Data entries:
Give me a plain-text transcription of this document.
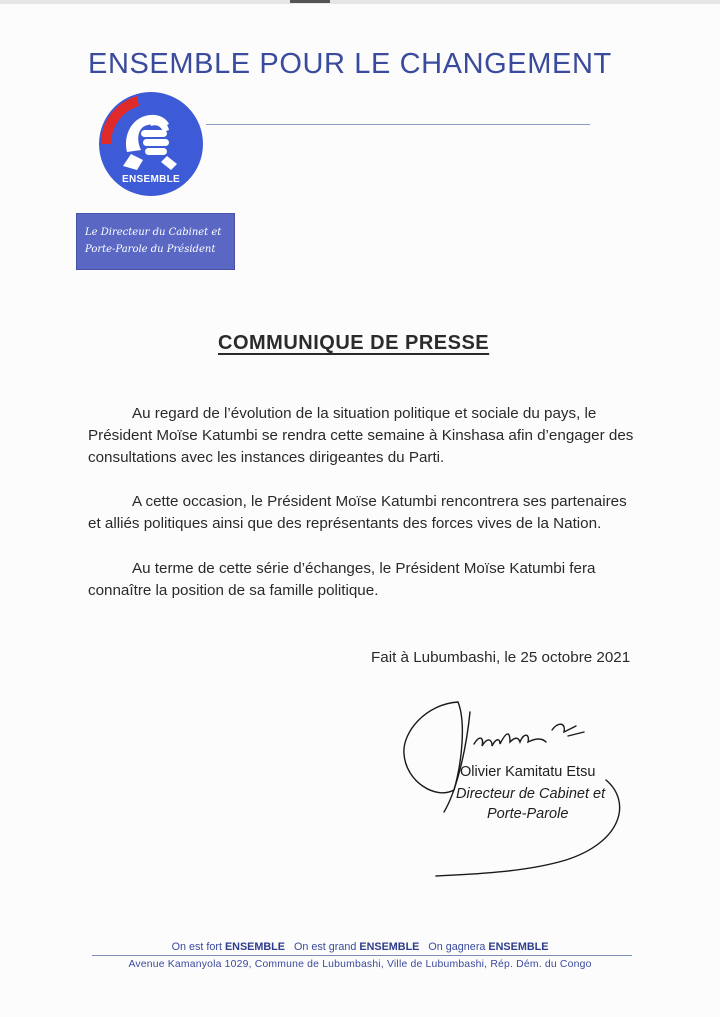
ENSEMBLE POUR LE CHANGEMENT
ENSEMBLE
Le Directeur du Cabinet et
Porte-Parole du Président
COMMUNIQUE DE PRESSE

Au regard de l’évolution de la situation politique et sociale du pays, le Président Moïse Katumbi se rendra cette semaine à Kinshasa afin d’engager des consultations avec les instances dirigeantes du Parti.

A cette occasion, le Président Moïse Katumbi rencontrera ses partenaires et alliés politiques ainsi que des représentants des forces vives de la Nation.

Au terme de cette série d’échanges, le Président Moïse Katumbi fera connaître la position de sa famille politique.

Fait à Lubumbashi, le 25 octobre 2021
Olivier Kamitatu Etsu
Directeur de Cabinet et
Porte-Parole
On est fort ENSEMBLE On est grand ENSEMBLE On gagnera ENSEMBLE
Avenue Kamanyola 1029, Commune de Lubumbashi, Ville de Lubumbashi, Rép. Dém. du Congo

WHAT THIS TASK INVOLVES ▸
In the entries above, find lines with "cette" and copy each.

FINISHED EXERCISE ▸
Au regard de l’évolution de la situation politique et sociale du pays, le Président Moïse Katumbi se rendra cette semaine à Kinshasa afin d’engager des consultations avec les instances dirigeantes du Parti.
A cette occasion, le Président Moïse Katumbi rencontrera ses partenaires et alliés politiques ainsi que des représentants des forces vives de la Nation.
Au terme de cette série d’échanges, le Président Moïse Katumbi fera connaître la position de sa famille politique.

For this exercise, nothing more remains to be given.